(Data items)
----

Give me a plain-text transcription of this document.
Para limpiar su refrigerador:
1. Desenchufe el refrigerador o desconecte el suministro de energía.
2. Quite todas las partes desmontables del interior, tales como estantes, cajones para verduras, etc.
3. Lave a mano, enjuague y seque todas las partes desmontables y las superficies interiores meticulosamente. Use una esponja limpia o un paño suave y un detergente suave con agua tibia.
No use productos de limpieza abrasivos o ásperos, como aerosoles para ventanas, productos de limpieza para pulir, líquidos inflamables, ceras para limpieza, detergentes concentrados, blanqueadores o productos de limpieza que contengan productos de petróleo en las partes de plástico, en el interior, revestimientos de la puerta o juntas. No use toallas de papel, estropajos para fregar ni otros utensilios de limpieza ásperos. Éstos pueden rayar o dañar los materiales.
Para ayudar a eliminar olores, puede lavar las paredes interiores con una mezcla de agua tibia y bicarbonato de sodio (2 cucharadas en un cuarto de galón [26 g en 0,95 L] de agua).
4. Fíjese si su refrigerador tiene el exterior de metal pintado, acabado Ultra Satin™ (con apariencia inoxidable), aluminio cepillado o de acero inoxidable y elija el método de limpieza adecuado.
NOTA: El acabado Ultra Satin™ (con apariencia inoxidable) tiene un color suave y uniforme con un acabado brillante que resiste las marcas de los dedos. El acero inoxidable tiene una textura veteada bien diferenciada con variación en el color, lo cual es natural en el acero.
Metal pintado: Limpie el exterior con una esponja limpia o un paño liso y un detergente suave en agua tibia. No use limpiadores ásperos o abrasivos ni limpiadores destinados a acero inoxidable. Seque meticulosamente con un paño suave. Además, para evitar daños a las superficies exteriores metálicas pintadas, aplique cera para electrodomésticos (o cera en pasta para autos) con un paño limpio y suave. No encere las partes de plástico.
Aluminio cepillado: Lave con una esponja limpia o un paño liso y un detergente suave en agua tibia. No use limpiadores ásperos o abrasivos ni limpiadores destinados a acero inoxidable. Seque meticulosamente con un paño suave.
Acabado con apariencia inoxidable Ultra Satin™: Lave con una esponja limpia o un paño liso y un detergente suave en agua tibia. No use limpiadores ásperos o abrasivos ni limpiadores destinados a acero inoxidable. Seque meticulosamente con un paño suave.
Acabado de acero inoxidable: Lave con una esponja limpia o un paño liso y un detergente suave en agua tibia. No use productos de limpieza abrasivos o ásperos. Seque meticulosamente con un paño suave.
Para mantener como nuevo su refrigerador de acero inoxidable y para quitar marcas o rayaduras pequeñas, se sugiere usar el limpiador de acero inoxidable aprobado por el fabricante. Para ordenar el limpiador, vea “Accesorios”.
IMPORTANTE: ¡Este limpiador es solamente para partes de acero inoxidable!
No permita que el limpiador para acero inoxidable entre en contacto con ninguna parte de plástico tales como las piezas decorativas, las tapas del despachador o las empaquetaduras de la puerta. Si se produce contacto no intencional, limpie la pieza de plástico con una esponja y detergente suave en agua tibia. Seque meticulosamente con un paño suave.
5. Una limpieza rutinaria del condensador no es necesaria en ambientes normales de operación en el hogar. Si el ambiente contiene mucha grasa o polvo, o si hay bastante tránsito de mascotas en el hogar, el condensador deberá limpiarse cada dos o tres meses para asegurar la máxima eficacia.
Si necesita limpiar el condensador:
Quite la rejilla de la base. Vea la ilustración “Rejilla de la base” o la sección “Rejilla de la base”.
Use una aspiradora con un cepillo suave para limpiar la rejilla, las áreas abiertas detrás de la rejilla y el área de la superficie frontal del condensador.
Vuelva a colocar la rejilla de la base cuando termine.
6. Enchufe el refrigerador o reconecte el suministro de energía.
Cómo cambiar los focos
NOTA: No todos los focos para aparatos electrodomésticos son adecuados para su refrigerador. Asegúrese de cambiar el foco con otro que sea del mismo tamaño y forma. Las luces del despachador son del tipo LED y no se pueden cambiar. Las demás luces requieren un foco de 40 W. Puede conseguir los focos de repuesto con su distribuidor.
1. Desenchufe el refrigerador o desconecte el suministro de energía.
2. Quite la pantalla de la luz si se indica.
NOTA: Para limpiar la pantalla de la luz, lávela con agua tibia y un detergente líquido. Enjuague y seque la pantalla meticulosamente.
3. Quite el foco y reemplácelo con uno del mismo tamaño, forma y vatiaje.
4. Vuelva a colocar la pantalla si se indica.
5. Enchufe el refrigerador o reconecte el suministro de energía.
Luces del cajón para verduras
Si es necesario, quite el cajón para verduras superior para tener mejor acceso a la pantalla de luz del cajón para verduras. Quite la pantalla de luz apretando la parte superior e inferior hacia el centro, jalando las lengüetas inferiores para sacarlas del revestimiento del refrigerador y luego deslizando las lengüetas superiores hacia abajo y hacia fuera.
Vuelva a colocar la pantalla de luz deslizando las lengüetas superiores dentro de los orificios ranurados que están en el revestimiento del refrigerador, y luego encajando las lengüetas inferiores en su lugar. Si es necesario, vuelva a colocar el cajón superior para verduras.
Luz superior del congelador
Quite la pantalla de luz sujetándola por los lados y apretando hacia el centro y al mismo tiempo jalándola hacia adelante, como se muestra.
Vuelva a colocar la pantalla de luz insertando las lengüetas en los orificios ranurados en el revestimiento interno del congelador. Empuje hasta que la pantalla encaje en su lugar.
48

----

Task details: Your task is to transcribe the listing above in full, exactly as given.

Answer below:
Give me a plain-text transcription of this document.
Para limpiar su refrigerador:
1. Desenchufe el refrigerador o desconecte el suministro de energía.
2. Quite todas las partes desmontables del interior, tales como estantes, cajones para verduras, etc.
3. Lave a mano, enjuague y seque todas las partes desmontables y las superficies interiores meticulosamente. Use una esponja limpia o un paño suave y un detergente suave con agua tibia.
No use productos de limpieza abrasivos o ásperos, como aerosoles para ventanas, productos de limpieza para pulir, líquidos inflamables, ceras para limpieza, detergentes concentrados, blanqueadores o productos de limpieza que contengan productos de petróleo en las partes de plástico, en el interior, revestimientos de la puerta o juntas. No use toallas de papel, estropajos para fregar ni otros utensilios de limpieza ásperos. Éstos pueden rayar o dañar los materiales.
Para ayudar a eliminar olores, puede lavar las paredes interiores con una mezcla de agua tibia y bicarbonato de sodio (2 cucharadas en un cuarto de galón [26 g en 0,95 L] de agua).
4. Fíjese si su refrigerador tiene el exterior de metal pintado, acabado Ultra Satin™ (con apariencia inoxidable), aluminio cepillado o de acero inoxidable y elija el método de limpieza adecuado.
NOTA: El acabado Ultra Satin™ (con apariencia inoxidable) tiene un color suave y uniforme con un acabado brillante que resiste las marcas de los dedos. El acero inoxidable tiene una textura veteada bien diferenciada con variación en el color, lo cual es natural en el acero.
Metal pintado: Limpie el exterior con una esponja limpia o un paño liso y un detergente suave en agua tibia. No use limpiadores ásperos o abrasivos ni limpiadores destinados a acero inoxidable. Seque meticulosamente con un paño suave. Además, para evitar daños a las superficies exteriores metálicas pintadas, aplique cera para electrodomésticos (o cera en pasta para autos) con un paño limpio y suave. No encere las partes de plástico.
Aluminio cepillado: Lave con una esponja limpia o un paño liso y un detergente suave en agua tibia. No use limpiadores ásperos o abrasivos ni limpiadores destinados a acero inoxidable. Seque meticulosamente con un paño suave.
Acabado con apariencia inoxidable Ultra Satin™: Lave con una esponja limpia o un paño liso y un detergente suave en agua tibia. No use limpiadores ásperos o abrasivos ni limpiadores destinados a acero inoxidable. Seque meticulosamente con un paño suave.
Acabado de acero inoxidable: Lave con una esponja limpia o un paño liso y un detergente suave en agua tibia. No use productos de limpieza abrasivos o ásperos. Seque meticulosamente con un paño suave.
Para mantener como nuevo su refrigerador de acero inoxidable y para quitar marcas o rayaduras pequeñas, se sugiere usar el limpiador de acero inoxidable aprobado por el fabricante. Para ordenar el limpiador, vea “Accesorios”.
IMPORTANTE: ¡Este limpiador es solamente para partes de acero inoxidable!
No permita que el limpiador para acero inoxidable entre en contacto con ninguna parte de plástico tales como las piezas decorativas, las tapas del despachador o las empaquetaduras de la puerta. Si se produce contacto no intencional, limpie la pieza de plástico con una esponja y detergente suave en agua tibia. Seque meticulosamente con un paño suave.
5. Una limpieza rutinaria del condensador no es necesaria en ambientes normales de operación en el hogar. Si el ambiente contiene mucha grasa o polvo, o si hay bastante tránsito de mascotas en el hogar, el condensador deberá limpiarse cada dos o tres meses para asegurar la máxima eficacia.
Si necesita limpiar el condensador:
Quite la rejilla de la base. Vea la ilustración “Rejilla de la base” o la sección “Rejilla de la base”.
Use una aspiradora con un cepillo suave para limpiar la rejilla, las áreas abiertas detrás de la rejilla y el área de la superficie frontal del condensador.
Vuelva a colocar la rejilla de la base cuando termine.
6. Enchufe el refrigerador o reconecte el suministro de energía.
Cómo cambiar los focos
NOTA: No todos los focos para aparatos electrodomésticos son adecuados para su refrigerador. Asegúrese de cambiar el foco con otro que sea del mismo tamaño y forma. Las luces del despachador son del tipo LED y no se pueden cambiar. Las demás luces requieren un foco de 40 W. Puede conseguir los focos de repuesto con su distribuidor.
1. Desenchufe el refrigerador o desconecte el suministro de energía.
2. Quite la pantalla de la luz si se indica.
NOTA: Para limpiar la pantalla de la luz, lávela con agua tibia y un detergente líquido. Enjuague y seque la pantalla meticulosamente.
3. Quite el foco y reemplácelo con uno del mismo tamaño, forma y vatiaje.
4. Vuelva a colocar la pantalla si se indica.
5. Enchufe el refrigerador o reconecte el suministro de energía.
Luces del cajón para verduras
Si es necesario, quite el cajón para verduras superior para tener mejor acceso a la pantalla de luz del cajón para verduras. Quite la pantalla de luz apretando la parte superior e inferior hacia el centro, jalando las lengüetas inferiores para sacarlas del revestimiento del refrigerador y luego deslizando las lengüetas superiores hacia abajo y hacia fuera.
Vuelva a colocar la pantalla de luz deslizando las lengüetas superiores dentro de los orificios ranurados que están en el revestimiento del refrigerador, y luego encajando las lengüetas inferiores en su lugar. Si es necesario, vuelva a colocar el cajón superior para verduras.
Luz superior del congelador
Quite la pantalla de luz sujetándola por los lados y apretando hacia el centro y al mismo tiempo jalándola hacia adelante, como se muestra.
Vuelva a colocar la pantalla de luz insertando las lengüetas en los orificios ranurados en el revestimiento interno del congelador. Empuje hasta que la pantalla encaje en su lugar.
48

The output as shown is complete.